GIVEN REQUEST
Copy out all lines where "Robi" appears.

RECORD EXCERPTS
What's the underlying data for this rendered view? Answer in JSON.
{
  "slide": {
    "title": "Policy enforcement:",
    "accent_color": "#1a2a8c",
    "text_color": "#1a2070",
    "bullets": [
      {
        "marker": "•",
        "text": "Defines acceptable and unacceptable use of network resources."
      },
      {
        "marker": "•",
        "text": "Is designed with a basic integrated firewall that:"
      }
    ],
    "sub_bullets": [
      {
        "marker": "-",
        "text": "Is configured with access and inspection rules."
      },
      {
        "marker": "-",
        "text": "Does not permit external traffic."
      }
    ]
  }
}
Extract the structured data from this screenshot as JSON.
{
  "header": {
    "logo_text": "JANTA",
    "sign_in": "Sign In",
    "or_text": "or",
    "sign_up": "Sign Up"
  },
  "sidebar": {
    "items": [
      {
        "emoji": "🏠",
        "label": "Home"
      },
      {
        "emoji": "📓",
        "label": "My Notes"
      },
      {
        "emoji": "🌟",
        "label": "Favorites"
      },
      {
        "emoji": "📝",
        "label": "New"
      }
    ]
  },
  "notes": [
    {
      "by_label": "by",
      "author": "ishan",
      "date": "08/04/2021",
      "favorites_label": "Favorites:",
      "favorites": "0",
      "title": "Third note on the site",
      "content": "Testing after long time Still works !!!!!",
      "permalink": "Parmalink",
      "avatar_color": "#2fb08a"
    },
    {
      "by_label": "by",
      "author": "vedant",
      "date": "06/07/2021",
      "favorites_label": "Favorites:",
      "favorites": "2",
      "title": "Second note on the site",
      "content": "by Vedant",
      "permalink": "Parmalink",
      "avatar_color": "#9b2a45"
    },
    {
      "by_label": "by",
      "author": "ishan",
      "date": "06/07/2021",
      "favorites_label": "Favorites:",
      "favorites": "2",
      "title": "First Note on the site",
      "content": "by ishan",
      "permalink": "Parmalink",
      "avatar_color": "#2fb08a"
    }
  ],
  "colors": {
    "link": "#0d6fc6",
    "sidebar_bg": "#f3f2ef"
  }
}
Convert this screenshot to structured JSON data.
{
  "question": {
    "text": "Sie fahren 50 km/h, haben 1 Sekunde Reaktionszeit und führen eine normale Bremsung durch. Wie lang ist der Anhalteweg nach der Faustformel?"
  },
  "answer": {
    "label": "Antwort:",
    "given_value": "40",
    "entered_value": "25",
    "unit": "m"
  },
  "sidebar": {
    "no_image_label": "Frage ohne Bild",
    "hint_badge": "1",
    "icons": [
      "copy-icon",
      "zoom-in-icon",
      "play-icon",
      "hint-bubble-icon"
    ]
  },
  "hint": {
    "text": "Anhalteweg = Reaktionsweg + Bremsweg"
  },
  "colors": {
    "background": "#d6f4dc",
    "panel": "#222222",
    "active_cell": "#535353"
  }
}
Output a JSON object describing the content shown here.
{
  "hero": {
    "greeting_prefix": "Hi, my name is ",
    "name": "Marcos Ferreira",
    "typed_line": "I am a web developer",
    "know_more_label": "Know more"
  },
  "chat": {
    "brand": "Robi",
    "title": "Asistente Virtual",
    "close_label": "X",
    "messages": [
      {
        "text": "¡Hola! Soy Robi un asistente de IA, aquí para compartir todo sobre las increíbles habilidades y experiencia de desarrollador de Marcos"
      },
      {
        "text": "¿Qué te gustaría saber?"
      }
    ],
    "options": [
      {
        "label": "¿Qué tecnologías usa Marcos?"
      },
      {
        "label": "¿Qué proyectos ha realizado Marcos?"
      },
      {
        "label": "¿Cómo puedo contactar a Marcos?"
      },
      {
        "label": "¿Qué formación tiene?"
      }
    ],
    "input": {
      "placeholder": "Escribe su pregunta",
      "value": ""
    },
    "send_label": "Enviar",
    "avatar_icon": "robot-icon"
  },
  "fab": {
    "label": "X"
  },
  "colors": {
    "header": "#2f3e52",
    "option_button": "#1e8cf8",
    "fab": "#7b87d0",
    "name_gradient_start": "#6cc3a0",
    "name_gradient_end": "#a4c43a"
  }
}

IN RESPONSE
    "brand": "Robi",
        "text": "¡Hola! Soy Robi un asistente de IA, aquí para compartir todo sobre las increíbles habilidades y experiencia de desarrollador de Marcos"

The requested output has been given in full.